Task to complete:
Where a line in the listing contains the string "with", copy that line out.

Data records:
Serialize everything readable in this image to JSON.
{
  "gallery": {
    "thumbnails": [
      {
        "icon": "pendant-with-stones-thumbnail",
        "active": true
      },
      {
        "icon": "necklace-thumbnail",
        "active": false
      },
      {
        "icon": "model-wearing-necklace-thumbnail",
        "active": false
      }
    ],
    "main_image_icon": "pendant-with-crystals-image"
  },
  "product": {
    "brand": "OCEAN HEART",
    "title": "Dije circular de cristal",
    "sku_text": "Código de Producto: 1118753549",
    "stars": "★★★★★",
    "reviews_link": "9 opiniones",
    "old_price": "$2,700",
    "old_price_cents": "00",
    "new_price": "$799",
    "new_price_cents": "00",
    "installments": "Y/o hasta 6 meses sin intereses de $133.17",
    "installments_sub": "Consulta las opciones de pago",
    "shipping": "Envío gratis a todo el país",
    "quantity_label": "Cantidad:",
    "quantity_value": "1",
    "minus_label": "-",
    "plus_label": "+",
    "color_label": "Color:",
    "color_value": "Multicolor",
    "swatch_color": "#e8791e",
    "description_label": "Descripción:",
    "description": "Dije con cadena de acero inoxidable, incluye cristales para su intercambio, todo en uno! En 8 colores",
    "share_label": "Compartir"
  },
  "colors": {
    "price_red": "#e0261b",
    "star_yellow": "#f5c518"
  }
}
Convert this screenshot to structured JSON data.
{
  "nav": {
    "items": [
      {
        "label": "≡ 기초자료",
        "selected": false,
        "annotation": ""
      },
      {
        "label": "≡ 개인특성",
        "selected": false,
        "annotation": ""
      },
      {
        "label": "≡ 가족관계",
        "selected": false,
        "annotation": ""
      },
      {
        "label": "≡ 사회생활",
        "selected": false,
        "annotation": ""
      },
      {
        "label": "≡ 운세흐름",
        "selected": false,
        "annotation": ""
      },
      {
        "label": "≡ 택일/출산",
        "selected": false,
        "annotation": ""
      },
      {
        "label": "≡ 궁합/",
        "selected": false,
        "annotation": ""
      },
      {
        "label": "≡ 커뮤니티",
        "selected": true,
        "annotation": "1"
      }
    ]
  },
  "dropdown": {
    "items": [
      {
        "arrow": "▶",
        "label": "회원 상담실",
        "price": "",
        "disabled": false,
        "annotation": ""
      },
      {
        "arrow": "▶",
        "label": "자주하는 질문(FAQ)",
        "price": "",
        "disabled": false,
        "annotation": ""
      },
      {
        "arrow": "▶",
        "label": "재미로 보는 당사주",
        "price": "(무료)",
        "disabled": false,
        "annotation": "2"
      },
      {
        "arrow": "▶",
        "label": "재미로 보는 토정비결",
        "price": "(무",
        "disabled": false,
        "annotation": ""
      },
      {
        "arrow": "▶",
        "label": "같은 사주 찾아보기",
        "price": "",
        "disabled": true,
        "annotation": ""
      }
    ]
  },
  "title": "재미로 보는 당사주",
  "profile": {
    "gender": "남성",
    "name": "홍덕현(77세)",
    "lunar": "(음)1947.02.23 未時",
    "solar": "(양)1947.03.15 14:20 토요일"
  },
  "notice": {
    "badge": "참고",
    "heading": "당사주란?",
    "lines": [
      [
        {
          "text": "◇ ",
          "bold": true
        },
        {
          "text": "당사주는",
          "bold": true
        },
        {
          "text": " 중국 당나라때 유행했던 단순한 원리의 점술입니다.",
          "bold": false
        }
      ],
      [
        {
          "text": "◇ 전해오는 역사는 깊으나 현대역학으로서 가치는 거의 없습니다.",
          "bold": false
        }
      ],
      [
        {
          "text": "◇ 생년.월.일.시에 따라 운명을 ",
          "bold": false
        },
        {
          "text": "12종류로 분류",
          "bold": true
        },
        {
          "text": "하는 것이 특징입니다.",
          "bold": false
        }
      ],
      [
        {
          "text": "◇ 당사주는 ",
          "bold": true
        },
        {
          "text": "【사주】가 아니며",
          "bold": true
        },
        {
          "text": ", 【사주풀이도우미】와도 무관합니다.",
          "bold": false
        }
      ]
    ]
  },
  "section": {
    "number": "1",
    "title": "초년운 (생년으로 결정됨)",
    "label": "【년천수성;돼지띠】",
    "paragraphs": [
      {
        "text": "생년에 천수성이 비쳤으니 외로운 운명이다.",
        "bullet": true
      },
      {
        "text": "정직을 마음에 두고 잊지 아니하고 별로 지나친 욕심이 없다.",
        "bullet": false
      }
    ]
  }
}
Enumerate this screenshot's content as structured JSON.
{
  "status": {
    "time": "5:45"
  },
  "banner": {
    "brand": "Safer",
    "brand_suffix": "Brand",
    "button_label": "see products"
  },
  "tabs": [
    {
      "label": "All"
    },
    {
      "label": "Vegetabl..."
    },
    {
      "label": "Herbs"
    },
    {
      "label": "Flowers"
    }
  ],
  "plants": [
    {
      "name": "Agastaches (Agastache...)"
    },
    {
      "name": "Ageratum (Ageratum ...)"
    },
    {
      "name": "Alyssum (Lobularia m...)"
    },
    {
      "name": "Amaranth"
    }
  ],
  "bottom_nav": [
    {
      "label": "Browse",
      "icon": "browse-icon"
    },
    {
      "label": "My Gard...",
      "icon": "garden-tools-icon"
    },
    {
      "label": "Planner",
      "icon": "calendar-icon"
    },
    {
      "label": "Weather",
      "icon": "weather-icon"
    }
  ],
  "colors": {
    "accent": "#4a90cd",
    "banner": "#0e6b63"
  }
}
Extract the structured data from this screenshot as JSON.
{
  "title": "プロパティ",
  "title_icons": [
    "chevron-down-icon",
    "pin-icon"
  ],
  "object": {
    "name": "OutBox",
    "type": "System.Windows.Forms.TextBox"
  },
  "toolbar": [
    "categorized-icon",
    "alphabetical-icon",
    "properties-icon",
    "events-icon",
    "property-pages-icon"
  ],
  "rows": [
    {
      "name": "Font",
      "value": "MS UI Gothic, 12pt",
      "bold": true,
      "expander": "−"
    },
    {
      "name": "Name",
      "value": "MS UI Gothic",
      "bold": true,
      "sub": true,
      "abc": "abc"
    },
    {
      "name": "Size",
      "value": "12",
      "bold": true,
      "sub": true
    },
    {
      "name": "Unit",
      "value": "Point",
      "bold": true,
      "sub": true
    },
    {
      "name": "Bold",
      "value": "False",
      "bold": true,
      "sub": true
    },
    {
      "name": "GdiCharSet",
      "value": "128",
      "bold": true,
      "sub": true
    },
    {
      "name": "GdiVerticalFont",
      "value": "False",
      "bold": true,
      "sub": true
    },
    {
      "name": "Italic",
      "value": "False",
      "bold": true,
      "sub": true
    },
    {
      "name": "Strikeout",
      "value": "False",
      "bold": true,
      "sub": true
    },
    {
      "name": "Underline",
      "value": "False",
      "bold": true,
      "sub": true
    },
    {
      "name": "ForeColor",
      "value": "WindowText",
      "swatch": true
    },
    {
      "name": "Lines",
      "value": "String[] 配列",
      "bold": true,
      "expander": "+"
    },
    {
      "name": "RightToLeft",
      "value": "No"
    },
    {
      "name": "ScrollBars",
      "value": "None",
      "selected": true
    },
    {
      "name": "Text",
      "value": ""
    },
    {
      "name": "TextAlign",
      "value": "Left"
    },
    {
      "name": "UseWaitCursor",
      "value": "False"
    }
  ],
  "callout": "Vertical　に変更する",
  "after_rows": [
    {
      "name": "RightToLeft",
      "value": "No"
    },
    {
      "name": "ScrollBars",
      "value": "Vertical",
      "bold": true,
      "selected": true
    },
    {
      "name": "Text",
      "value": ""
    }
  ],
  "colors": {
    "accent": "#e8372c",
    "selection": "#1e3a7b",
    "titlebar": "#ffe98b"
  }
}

Written answer:
        "icon": "pendant-with-stones-thumbnail",
    "main_image_icon": "pendant-with-crystals-image"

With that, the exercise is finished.